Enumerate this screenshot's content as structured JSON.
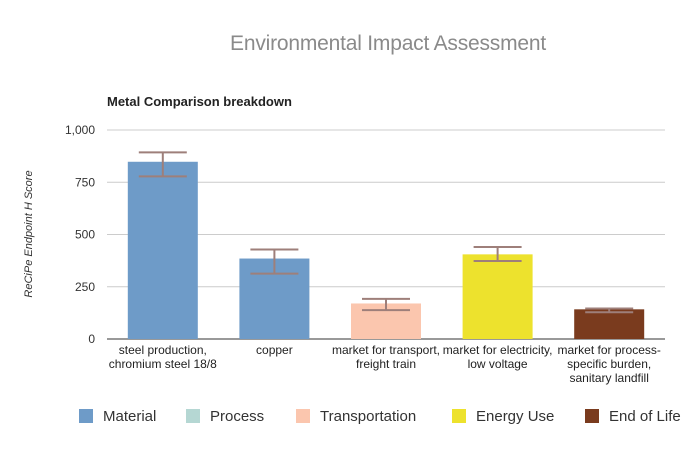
{
  "chart_data": {
    "type": "bar",
    "title": "Environmental Impact Assessment",
    "subtitle": "Metal Comparison breakdown",
    "ylabel": "ReCiPe Endpoint H Score",
    "xlabel": "",
    "ylim": [
      0,
      1000
    ],
    "yticks": [
      0,
      250,
      500,
      750,
      1000
    ],
    "ytick_labels": [
      "0",
      "250",
      "500",
      "750",
      "1,000"
    ],
    "grid": true,
    "legend_position": "bottom",
    "categories": [
      "steel production, chromium steel 18/8",
      "copper",
      "market for transport, freight train",
      "market for electricity, low voltage",
      "market for process-specific burden, sanitary landfill"
    ],
    "values": [
      848,
      385,
      170,
      405,
      142
    ],
    "error_low": [
      778,
      313,
      138,
      373,
      128
    ],
    "error_high": [
      893,
      428,
      192,
      440,
      146
    ],
    "bar_colors": [
      "#6e9bc8",
      "#6e9bc8",
      "#fbc6ae",
      "#ede22d",
      "#7a3b1e"
    ],
    "error_bar_color": "#9e7f7a",
    "series": [
      {
        "name": "Material",
        "color": "#6e9bc8"
      },
      {
        "name": "Process",
        "color": "#b5d7d3"
      },
      {
        "name": "Transportation",
        "color": "#fbc6ae"
      },
      {
        "name": "Energy Use",
        "color": "#ede22d"
      },
      {
        "name": "End of Life",
        "color": "#7a3b1e"
      }
    ]
  }
}
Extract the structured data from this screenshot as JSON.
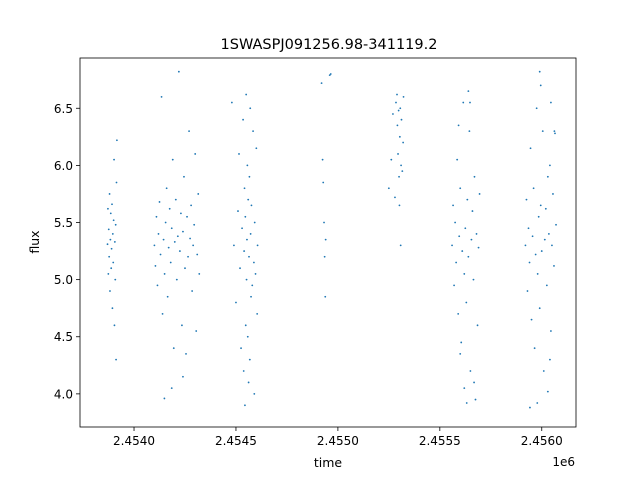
{
  "chart_data": {
    "type": "scatter",
    "title": "1SWASPJ091256.98-341119.2",
    "xlabel": "time",
    "ylabel": "flux",
    "x_offset_label": "1e6",
    "xlim": [
      2453735,
      2456168
    ],
    "ylim": [
      3.71,
      6.94
    ],
    "x_ticks": [
      2.454,
      2.4545,
      2.455,
      2.4555,
      2.456
    ],
    "x_tick_labels": [
      "2.4540",
      "2.4545",
      "2.4550",
      "2.4555",
      "2.4560"
    ],
    "y_ticks": [
      4.0,
      4.5,
      5.0,
      5.5,
      6.0,
      6.5
    ],
    "y_tick_labels": [
      "4.0",
      "4.5",
      "5.0",
      "5.5",
      "6.0",
      "6.5"
    ],
    "grid": false,
    "marker_color": "#1f77b4",
    "series": [
      {
        "points": [
          [
            2453870,
            5.31
          ],
          [
            2453872,
            5.62
          ],
          [
            2453874,
            5.05
          ],
          [
            2453876,
            5.44
          ],
          [
            2453878,
            5.2
          ],
          [
            2453880,
            5.75
          ],
          [
            2453882,
            4.9
          ],
          [
            2453884,
            5.35
          ],
          [
            2453886,
            5.58
          ],
          [
            2453888,
            5.1
          ],
          [
            2453890,
            5.27
          ],
          [
            2453892,
            5.66
          ],
          [
            2453894,
            4.75
          ],
          [
            2453896,
            5.4
          ],
          [
            2453898,
            5.15
          ],
          [
            2453900,
            5.52
          ],
          [
            2453902,
            6.05
          ],
          [
            2453904,
            4.6
          ],
          [
            2453906,
            5.33
          ],
          [
            2453908,
            5.0
          ],
          [
            2453910,
            5.48
          ],
          [
            2453912,
            4.3
          ],
          [
            2453914,
            5.85
          ],
          [
            2453916,
            6.22
          ],
          [
            2454100,
            5.3
          ],
          [
            2454105,
            5.12
          ],
          [
            2454110,
            5.55
          ],
          [
            2454115,
            4.95
          ],
          [
            2454120,
            5.4
          ],
          [
            2454125,
            5.68
          ],
          [
            2454130,
            5.22
          ],
          [
            2454135,
            6.6
          ],
          [
            2454140,
            4.7
          ],
          [
            2454145,
            5.35
          ],
          [
            2454150,
            5.05
          ],
          [
            2454155,
            5.5
          ],
          [
            2454160,
            5.8
          ],
          [
            2454165,
            4.85
          ],
          [
            2454170,
            5.28
          ],
          [
            2454175,
            5.62
          ],
          [
            2454180,
            5.15
          ],
          [
            2454185,
            5.45
          ],
          [
            2454190,
            6.05
          ],
          [
            2454195,
            4.4
          ],
          [
            2454200,
            5.33
          ],
          [
            2454205,
            5.7
          ],
          [
            2454210,
            5.0
          ],
          [
            2454215,
            5.38
          ],
          [
            2454220,
            6.82
          ],
          [
            2454225,
            5.25
          ],
          [
            2454230,
            5.58
          ],
          [
            2454235,
            4.6
          ],
          [
            2454240,
            5.42
          ],
          [
            2454245,
            5.9
          ],
          [
            2454250,
            5.1
          ],
          [
            2454255,
            4.35
          ],
          [
            2454260,
            5.55
          ],
          [
            2454265,
            5.2
          ],
          [
            2454270,
            6.3
          ],
          [
            2454275,
            5.36
          ],
          [
            2454280,
            5.65
          ],
          [
            2454285,
            4.9
          ],
          [
            2454290,
            5.3
          ],
          [
            2454295,
            5.48
          ],
          [
            2454300,
            6.1
          ],
          [
            2454305,
            4.55
          ],
          [
            2454310,
            5.22
          ],
          [
            2454315,
            5.75
          ],
          [
            2454320,
            5.05
          ],
          [
            2454149,
            3.96
          ],
          [
            2454185,
            4.05
          ],
          [
            2454240,
            4.15
          ],
          [
            2454480,
            6.55
          ],
          [
            2454490,
            5.3
          ],
          [
            2454500,
            4.8
          ],
          [
            2454510,
            5.6
          ],
          [
            2454515,
            6.1
          ],
          [
            2454520,
            5.1
          ],
          [
            2454525,
            4.4
          ],
          [
            2454530,
            5.45
          ],
          [
            2454535,
            6.4
          ],
          [
            2454538,
            4.2
          ],
          [
            2454540,
            5.25
          ],
          [
            2454542,
            5.8
          ],
          [
            2454544,
            3.9
          ],
          [
            2454546,
            5.55
          ],
          [
            2454548,
            4.6
          ],
          [
            2454550,
            6.62
          ],
          [
            2454552,
            5.0
          ],
          [
            2454554,
            5.35
          ],
          [
            2454556,
            6.0
          ],
          [
            2454558,
            4.5
          ],
          [
            2454560,
            5.7
          ],
          [
            2454562,
            4.1
          ],
          [
            2454564,
            5.2
          ],
          [
            2454566,
            5.9
          ],
          [
            2454568,
            4.3
          ],
          [
            2454570,
            6.5
          ],
          [
            2454572,
            5.4
          ],
          [
            2454574,
            4.85
          ],
          [
            2454576,
            5.65
          ],
          [
            2454580,
            4.95
          ],
          [
            2454584,
            6.3
          ],
          [
            2454588,
            5.15
          ],
          [
            2454590,
            4.0
          ],
          [
            2454592,
            5.5
          ],
          [
            2454596,
            5.05
          ],
          [
            2454600,
            6.15
          ],
          [
            2454604,
            4.7
          ],
          [
            2454606,
            5.3
          ],
          [
            2454920,
            6.72
          ],
          [
            2454925,
            6.05
          ],
          [
            2454928,
            5.85
          ],
          [
            2454932,
            5.5
          ],
          [
            2454935,
            5.2
          ],
          [
            2454938,
            4.85
          ],
          [
            2454940,
            5.35
          ],
          [
            2454960,
            6.79
          ],
          [
            2454965,
            6.8
          ],
          [
            2455250,
            5.8
          ],
          [
            2455262,
            6.05
          ],
          [
            2455270,
            6.45
          ],
          [
            2455280,
            5.72
          ],
          [
            2455285,
            6.55
          ],
          [
            2455290,
            6.62
          ],
          [
            2455292,
            6.35
          ],
          [
            2455295,
            6.1
          ],
          [
            2455298,
            6.48
          ],
          [
            2455300,
            5.9
          ],
          [
            2455302,
            5.65
          ],
          [
            2455304,
            6.25
          ],
          [
            2455306,
            6.5
          ],
          [
            2455308,
            5.3
          ],
          [
            2455310,
            6.0
          ],
          [
            2455312,
            6.4
          ],
          [
            2455316,
            5.95
          ],
          [
            2455320,
            6.2
          ],
          [
            2455322,
            6.6
          ],
          [
            2455560,
            5.3
          ],
          [
            2455565,
            5.65
          ],
          [
            2455570,
            4.95
          ],
          [
            2455575,
            5.5
          ],
          [
            2455580,
            5.15
          ],
          [
            2455585,
            6.05
          ],
          [
            2455590,
            4.7
          ],
          [
            2455595,
            5.38
          ],
          [
            2455600,
            5.8
          ],
          [
            2455605,
            4.45
          ],
          [
            2455610,
            5.25
          ],
          [
            2455615,
            6.55
          ],
          [
            2455620,
            5.05
          ],
          [
            2455625,
            5.45
          ],
          [
            2455630,
            4.8
          ],
          [
            2455635,
            5.7
          ],
          [
            2455640,
            5.2
          ],
          [
            2455645,
            6.3
          ],
          [
            2455650,
            4.2
          ],
          [
            2455655,
            5.35
          ],
          [
            2455660,
            5.6
          ],
          [
            2455665,
            5.0
          ],
          [
            2455670,
            5.9
          ],
          [
            2455675,
            3.95
          ],
          [
            2455680,
            5.4
          ],
          [
            2455685,
            4.6
          ],
          [
            2455690,
            5.28
          ],
          [
            2455695,
            5.75
          ],
          [
            2455592,
            6.35
          ],
          [
            2455640,
            6.65
          ],
          [
            2455648,
            6.55
          ],
          [
            2455600,
            4.35
          ],
          [
            2455620,
            4.05
          ],
          [
            2455632,
            3.92
          ],
          [
            2455668,
            4.1
          ],
          [
            2455920,
            5.3
          ],
          [
            2455925,
            5.7
          ],
          [
            2455930,
            4.9
          ],
          [
            2455935,
            5.45
          ],
          [
            2455940,
            5.15
          ],
          [
            2455945,
            6.15
          ],
          [
            2455950,
            4.65
          ],
          [
            2455955,
            5.38
          ],
          [
            2455960,
            5.8
          ],
          [
            2455965,
            4.4
          ],
          [
            2455970,
            5.22
          ],
          [
            2455975,
            6.5
          ],
          [
            2455980,
            5.05
          ],
          [
            2455985,
            5.55
          ],
          [
            2455990,
            4.75
          ],
          [
            2455995,
            5.65
          ],
          [
            2456000,
            5.25
          ],
          [
            2456005,
            6.3
          ],
          [
            2456010,
            4.2
          ],
          [
            2456015,
            5.35
          ],
          [
            2456020,
            5.62
          ],
          [
            2456025,
            4.95
          ],
          [
            2456030,
            5.9
          ],
          [
            2456035,
            5.4
          ],
          [
            2456040,
            6.0
          ],
          [
            2456045,
            4.55
          ],
          [
            2456050,
            5.3
          ],
          [
            2456055,
            5.75
          ],
          [
            2456060,
            5.12
          ],
          [
            2456065,
            6.28
          ],
          [
            2456070,
            5.48
          ],
          [
            2455990,
            6.82
          ],
          [
            2455995,
            6.7
          ],
          [
            2456045,
            6.55
          ],
          [
            2456062,
            6.3
          ],
          [
            2455942,
            3.88
          ],
          [
            2455978,
            3.92
          ],
          [
            2456030,
            4.02
          ],
          [
            2456040,
            4.3
          ]
        ]
      }
    ]
  }
}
■ ■ ■ ■ ■
Across the material above, count every line holding "JSON" and write down only the number.

* FULL ANSWER *
2